▶ WRITTEN TASK: Any picture among the records should be left out, please; retype the rest exactly.

***** RECORDED DATA

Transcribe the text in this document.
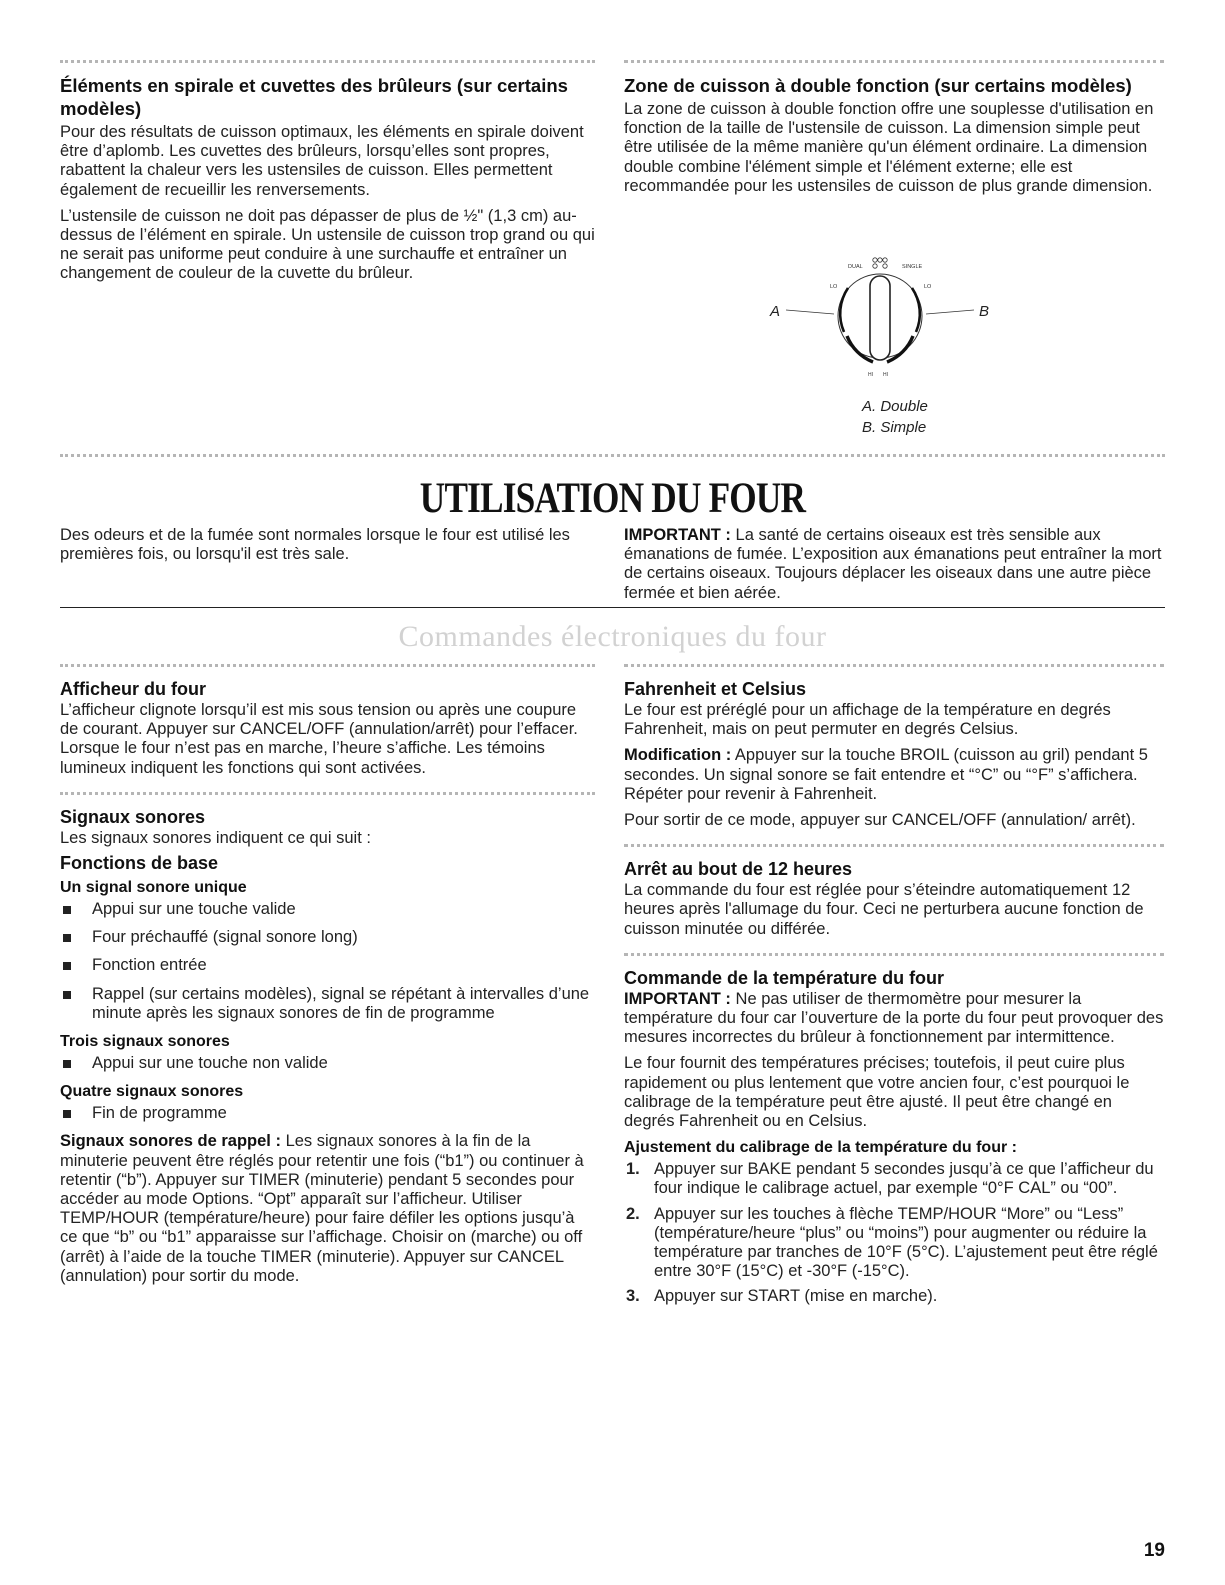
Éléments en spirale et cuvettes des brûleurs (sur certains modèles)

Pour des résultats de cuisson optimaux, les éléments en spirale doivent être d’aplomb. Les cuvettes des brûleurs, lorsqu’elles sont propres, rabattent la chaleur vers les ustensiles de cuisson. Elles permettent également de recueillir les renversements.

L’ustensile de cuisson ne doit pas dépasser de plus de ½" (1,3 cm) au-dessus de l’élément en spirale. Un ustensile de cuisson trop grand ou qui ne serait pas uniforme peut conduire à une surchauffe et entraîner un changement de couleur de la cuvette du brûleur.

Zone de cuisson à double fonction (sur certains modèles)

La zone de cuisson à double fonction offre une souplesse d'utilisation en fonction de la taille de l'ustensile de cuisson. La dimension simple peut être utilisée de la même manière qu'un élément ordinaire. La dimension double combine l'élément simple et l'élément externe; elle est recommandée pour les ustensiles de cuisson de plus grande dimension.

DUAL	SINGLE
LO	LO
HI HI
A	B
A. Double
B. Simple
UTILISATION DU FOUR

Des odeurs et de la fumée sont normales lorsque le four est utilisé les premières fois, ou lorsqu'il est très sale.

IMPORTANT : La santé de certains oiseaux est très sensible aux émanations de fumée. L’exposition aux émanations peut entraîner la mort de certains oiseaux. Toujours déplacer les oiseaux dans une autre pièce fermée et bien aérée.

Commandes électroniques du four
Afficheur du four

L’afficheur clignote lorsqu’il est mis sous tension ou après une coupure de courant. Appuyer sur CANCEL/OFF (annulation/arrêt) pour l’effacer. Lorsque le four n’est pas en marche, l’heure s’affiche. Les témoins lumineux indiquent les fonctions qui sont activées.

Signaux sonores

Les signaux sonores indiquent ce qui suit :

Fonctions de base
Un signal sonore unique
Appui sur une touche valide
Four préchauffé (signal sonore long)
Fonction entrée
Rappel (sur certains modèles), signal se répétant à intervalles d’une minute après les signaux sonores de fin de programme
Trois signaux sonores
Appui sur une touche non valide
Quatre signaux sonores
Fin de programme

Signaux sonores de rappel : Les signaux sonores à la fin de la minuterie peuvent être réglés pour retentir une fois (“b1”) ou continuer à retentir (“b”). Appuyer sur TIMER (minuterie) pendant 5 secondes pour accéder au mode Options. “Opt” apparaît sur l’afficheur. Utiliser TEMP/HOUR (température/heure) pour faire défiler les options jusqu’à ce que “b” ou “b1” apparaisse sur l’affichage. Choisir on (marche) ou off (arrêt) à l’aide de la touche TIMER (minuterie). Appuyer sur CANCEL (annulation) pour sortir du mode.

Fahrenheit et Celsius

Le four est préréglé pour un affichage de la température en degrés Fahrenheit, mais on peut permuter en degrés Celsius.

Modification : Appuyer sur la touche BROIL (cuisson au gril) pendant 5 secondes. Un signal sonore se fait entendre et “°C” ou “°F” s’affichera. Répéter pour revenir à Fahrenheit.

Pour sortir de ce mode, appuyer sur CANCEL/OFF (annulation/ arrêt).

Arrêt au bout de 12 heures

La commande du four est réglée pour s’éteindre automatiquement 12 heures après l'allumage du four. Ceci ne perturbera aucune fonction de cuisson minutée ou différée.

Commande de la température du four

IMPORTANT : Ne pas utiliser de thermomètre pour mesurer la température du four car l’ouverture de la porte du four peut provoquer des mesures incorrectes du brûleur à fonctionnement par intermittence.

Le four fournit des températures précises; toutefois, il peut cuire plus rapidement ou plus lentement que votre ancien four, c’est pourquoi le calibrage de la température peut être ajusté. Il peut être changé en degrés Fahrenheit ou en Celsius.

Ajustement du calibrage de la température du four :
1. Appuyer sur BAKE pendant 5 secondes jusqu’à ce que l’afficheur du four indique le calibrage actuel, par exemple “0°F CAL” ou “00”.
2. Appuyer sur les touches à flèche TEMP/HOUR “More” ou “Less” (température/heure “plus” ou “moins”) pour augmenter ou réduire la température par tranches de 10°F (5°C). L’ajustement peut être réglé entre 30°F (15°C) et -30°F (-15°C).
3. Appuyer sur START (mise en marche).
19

**********

▶ FINAL RESULT:
Transcribe the text in this document.
Éléments en spirale et cuvettes des brûleurs (sur certains modèles)

Pour des résultats de cuisson optimaux, les éléments en spirale doivent être d’aplomb. Les cuvettes des brûleurs, lorsqu’elles sont propres, rabattent la chaleur vers les ustensiles de cuisson. Elles permettent également de recueillir les renversements.

L’ustensile de cuisson ne doit pas dépasser de plus de ½" (1,3 cm) au-dessus de l’élément en spirale. Un ustensile de cuisson trop grand ou qui ne serait pas uniforme peut conduire à une surchauffe et entraîner un changement de couleur de la cuvette du brûleur.

Zone de cuisson à double fonction (sur certains modèles)

La zone de cuisson à double fonction offre une souplesse d'utilisation en fonction de la taille de l'ustensile de cuisson. La dimension simple peut être utilisée de la même manière qu'un élément ordinaire. La dimension double combine l'élément simple et l'élément externe; elle est recommandée pour les ustensiles de cuisson de plus grande dimension.

DUAL	SINGLE
LO	LO
HI HI
A	B
A. Double
B. Simple
UTILISATION DU FOUR

Des odeurs et de la fumée sont normales lorsque le four est utilisé les premières fois, ou lorsqu'il est très sale.

IMPORTANT : La santé de certains oiseaux est très sensible aux émanations de fumée. L’exposition aux émanations peut entraîner la mort de certains oiseaux. Toujours déplacer les oiseaux dans une autre pièce fermée et bien aérée.

Commandes électroniques du four
Afficheur du four

L’afficheur clignote lorsqu’il est mis sous tension ou après une coupure de courant. Appuyer sur CANCEL/OFF (annulation/arrêt) pour l’effacer. Lorsque le four n’est pas en marche, l’heure s’affiche. Les témoins lumineux indiquent les fonctions qui sont activées.

Signaux sonores

Les signaux sonores indiquent ce qui suit :

Fonctions de base
Un signal sonore unique
Appui sur une touche valide
Four préchauffé (signal sonore long)
Fonction entrée
Rappel (sur certains modèles), signal se répétant à intervalles d’une minute après les signaux sonores de fin de programme
Trois signaux sonores
Appui sur une touche non valide
Quatre signaux sonores
Fin de programme

Signaux sonores de rappel : Les signaux sonores à la fin de la minuterie peuvent être réglés pour retentir une fois (“b1”) ou continuer à retentir (“b”). Appuyer sur TIMER (minuterie) pendant 5 secondes pour accéder au mode Options. “Opt” apparaît sur l’afficheur. Utiliser TEMP/HOUR (température/heure) pour faire défiler les options jusqu’à ce que “b” ou “b1” apparaisse sur l’affichage. Choisir on (marche) ou off (arrêt) à l’aide de la touche TIMER (minuterie). Appuyer sur CANCEL (annulation) pour sortir du mode.

Fahrenheit et Celsius

Le four est préréglé pour un affichage de la température en degrés Fahrenheit, mais on peut permuter en degrés Celsius.

Modification : Appuyer sur la touche BROIL (cuisson au gril) pendant 5 secondes. Un signal sonore se fait entendre et “°C” ou “°F” s’affichera. Répéter pour revenir à Fahrenheit.

Pour sortir de ce mode, appuyer sur CANCEL/OFF (annulation/ arrêt).

Arrêt au bout de 12 heures

La commande du four est réglée pour s’éteindre automatiquement 12 heures après l'allumage du four. Ceci ne perturbera aucune fonction de cuisson minutée ou différée.

Commande de la température du four

IMPORTANT : Ne pas utiliser de thermomètre pour mesurer la température du four car l’ouverture de la porte du four peut provoquer des mesures incorrectes du brûleur à fonctionnement par intermittence.

Le four fournit des températures précises; toutefois, il peut cuire plus rapidement ou plus lentement que votre ancien four, c’est pourquoi le calibrage de la température peut être ajusté. Il peut être changé en degrés Fahrenheit ou en Celsius.

Ajustement du calibrage de la température du four :
1. Appuyer sur BAKE pendant 5 secondes jusqu’à ce que l’afficheur du four indique le calibrage actuel, par exemple “0°F CAL” ou “00”.
2. Appuyer sur les touches à flèche TEMP/HOUR “More” ou “Less” (température/heure “plus” ou “moins”) pour augmenter ou réduire la température par tranches de 10°F (5°C). L’ajustement peut être réglé entre 30°F (15°C) et -30°F (-15°C).
3. Appuyer sur START (mise en marche).
19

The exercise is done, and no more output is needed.